Work out the number of lines containing "Manage". Answer with nothing but that number.

Stored data entries:
___

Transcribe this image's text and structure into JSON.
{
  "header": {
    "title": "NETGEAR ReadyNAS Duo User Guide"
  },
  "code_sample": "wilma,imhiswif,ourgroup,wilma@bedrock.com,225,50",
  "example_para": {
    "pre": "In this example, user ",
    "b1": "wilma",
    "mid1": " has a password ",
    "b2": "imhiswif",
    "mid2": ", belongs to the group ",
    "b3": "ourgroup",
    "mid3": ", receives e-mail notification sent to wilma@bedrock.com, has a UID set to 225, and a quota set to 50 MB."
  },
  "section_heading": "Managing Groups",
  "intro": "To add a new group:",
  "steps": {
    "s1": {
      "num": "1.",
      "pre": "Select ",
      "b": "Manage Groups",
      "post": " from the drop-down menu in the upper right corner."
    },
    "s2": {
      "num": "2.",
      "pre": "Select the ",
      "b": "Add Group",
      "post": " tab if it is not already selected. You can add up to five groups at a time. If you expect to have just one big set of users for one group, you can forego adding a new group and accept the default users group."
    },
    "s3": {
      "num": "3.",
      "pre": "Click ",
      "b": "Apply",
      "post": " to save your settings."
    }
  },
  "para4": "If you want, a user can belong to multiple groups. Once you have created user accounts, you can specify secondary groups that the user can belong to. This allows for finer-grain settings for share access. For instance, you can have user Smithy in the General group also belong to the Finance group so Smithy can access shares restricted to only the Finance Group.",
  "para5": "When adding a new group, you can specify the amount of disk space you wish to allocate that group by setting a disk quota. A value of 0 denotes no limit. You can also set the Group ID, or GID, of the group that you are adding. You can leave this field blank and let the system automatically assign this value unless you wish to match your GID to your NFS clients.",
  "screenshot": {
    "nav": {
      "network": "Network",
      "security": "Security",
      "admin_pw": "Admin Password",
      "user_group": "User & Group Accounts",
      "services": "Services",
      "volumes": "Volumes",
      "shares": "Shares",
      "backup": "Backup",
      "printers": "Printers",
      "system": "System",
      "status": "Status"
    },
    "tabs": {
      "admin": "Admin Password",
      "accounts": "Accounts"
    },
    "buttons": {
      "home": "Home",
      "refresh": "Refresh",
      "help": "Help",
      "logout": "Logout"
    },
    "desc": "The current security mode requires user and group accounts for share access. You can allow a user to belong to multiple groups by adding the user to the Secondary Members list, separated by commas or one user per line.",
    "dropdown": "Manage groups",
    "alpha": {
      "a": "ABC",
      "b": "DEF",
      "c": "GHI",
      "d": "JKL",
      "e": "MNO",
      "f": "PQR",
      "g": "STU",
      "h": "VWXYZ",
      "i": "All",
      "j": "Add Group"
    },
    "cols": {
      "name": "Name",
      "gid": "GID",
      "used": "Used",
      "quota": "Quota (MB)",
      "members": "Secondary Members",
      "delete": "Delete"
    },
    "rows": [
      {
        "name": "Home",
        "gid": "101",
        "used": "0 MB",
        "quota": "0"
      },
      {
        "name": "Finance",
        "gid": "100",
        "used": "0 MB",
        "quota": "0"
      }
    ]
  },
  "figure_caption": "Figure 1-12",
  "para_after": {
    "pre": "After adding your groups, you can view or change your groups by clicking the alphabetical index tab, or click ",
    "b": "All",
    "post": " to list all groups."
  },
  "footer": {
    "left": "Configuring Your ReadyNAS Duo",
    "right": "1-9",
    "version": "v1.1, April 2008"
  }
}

___

EXPECTED ANSWER | 2